Your instructions:
Tally the lines containing the word "Modelos", and report the tally alone.

(Stored data)
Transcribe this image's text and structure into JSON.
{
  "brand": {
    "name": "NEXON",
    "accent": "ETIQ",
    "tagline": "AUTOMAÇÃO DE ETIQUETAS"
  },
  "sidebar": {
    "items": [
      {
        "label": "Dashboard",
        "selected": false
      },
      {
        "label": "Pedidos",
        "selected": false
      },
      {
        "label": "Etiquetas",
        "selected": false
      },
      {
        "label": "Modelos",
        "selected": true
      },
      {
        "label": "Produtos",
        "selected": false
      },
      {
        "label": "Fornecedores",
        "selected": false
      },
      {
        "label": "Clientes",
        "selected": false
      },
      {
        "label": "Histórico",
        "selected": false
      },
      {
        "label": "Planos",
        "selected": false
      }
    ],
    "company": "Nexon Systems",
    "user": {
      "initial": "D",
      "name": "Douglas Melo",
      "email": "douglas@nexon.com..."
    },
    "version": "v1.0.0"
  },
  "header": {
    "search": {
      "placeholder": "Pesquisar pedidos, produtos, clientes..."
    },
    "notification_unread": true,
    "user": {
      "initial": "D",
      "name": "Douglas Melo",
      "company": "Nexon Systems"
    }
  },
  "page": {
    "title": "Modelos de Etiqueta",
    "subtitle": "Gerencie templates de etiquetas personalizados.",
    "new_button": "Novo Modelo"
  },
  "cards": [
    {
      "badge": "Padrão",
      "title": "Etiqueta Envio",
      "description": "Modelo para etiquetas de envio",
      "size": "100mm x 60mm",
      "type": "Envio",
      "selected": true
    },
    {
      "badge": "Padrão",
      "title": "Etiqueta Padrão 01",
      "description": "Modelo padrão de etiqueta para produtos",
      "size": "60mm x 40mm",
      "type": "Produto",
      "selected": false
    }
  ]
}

Solution to this problem:
2